Repeat each record exactly. Any picture gets left out.
(begin)
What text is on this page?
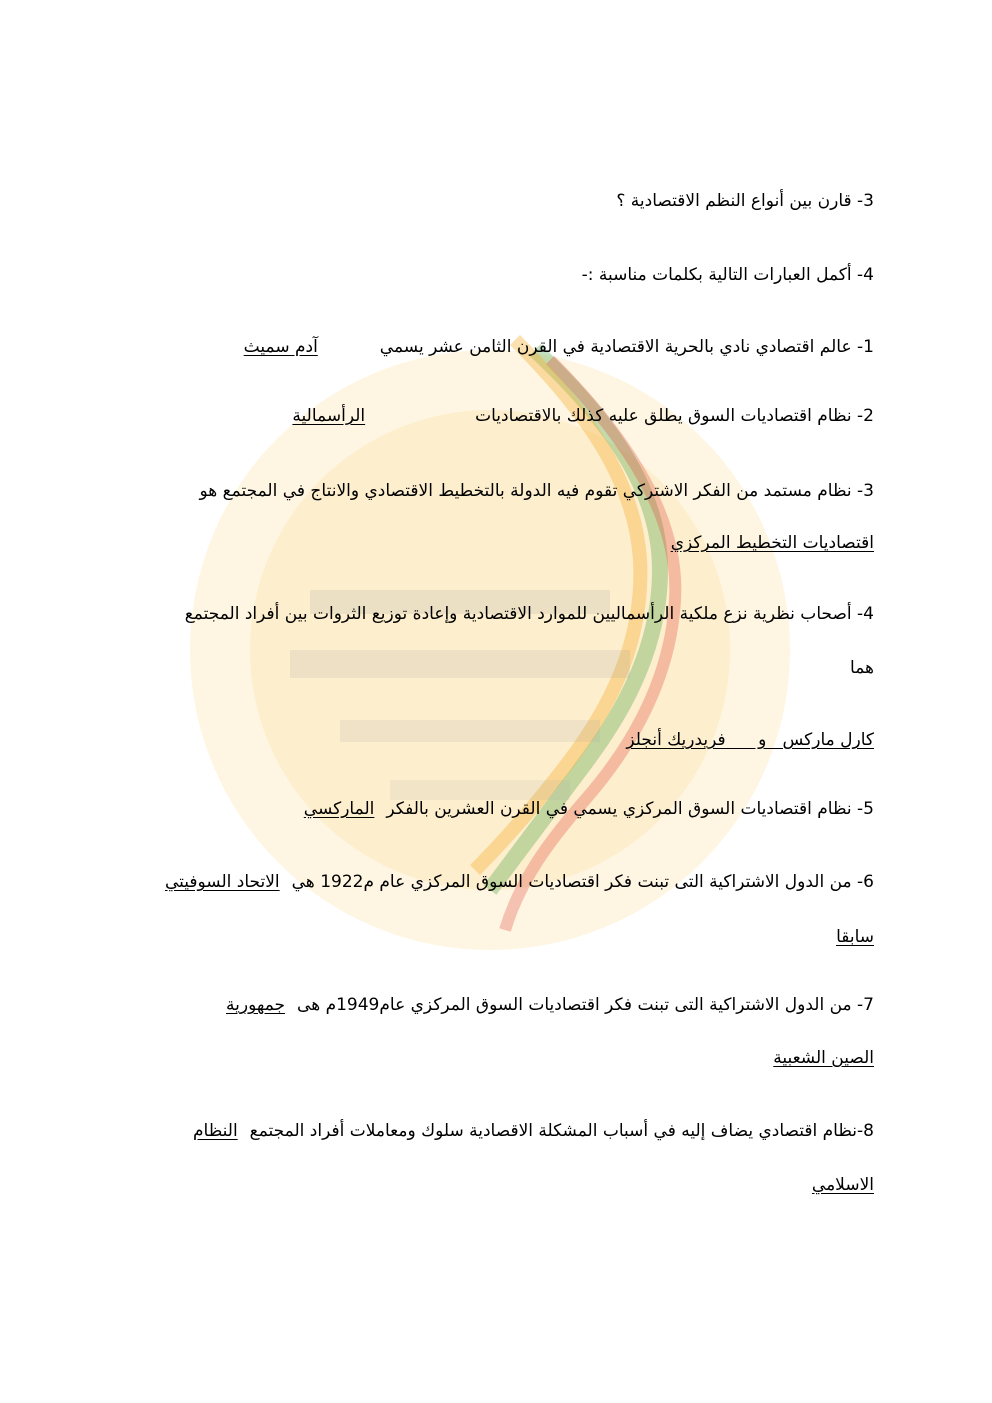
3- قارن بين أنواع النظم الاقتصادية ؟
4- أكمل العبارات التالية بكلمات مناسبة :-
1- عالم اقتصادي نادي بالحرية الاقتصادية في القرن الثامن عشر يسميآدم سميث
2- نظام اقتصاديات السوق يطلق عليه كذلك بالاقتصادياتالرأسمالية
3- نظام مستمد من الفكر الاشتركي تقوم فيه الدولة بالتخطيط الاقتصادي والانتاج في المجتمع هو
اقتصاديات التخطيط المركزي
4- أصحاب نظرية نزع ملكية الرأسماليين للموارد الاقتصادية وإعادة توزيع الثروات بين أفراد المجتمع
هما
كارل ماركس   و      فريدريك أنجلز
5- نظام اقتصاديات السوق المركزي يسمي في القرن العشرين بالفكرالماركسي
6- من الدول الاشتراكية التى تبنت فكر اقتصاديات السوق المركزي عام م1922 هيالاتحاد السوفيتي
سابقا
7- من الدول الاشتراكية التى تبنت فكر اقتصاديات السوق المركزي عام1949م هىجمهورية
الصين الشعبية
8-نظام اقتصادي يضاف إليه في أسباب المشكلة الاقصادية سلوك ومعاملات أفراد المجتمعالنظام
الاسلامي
(end)
◆ **Task output**:
What text is on this page?
3- قارن بين أنواع النظم الاقتصادية ؟
4- أكمل العبارات التالية بكلمات مناسبة :-
1- عالم اقتصادي نادي بالحرية الاقتصادية في القرن الثامن عشر يسميآدم سميث
2- نظام اقتصاديات السوق يطلق عليه كذلك بالاقتصادياتالرأسمالية
3- نظام مستمد من الفكر الاشتركي تقوم فيه الدولة بالتخطيط الاقتصادي والانتاج في المجتمع هو
اقتصاديات التخطيط المركزي
4- أصحاب نظرية نزع ملكية الرأسماليين للموارد الاقتصادية وإعادة توزيع الثروات بين أفراد المجتمع
هما
كارل ماركس   و      فريدريك أنجلز
5- نظام اقتصاديات السوق المركزي يسمي في القرن العشرين بالفكرالماركسي
6- من الدول الاشتراكية التى تبنت فكر اقتصاديات السوق المركزي عام م1922 هيالاتحاد السوفيتي
سابقا
7- من الدول الاشتراكية التى تبنت فكر اقتصاديات السوق المركزي عام1949م هىجمهورية
الصين الشعبية
8-نظام اقتصادي يضاف إليه في أسباب المشكلة الاقصادية سلوك ومعاملات أفراد المجتمعالنظام
الاسلامي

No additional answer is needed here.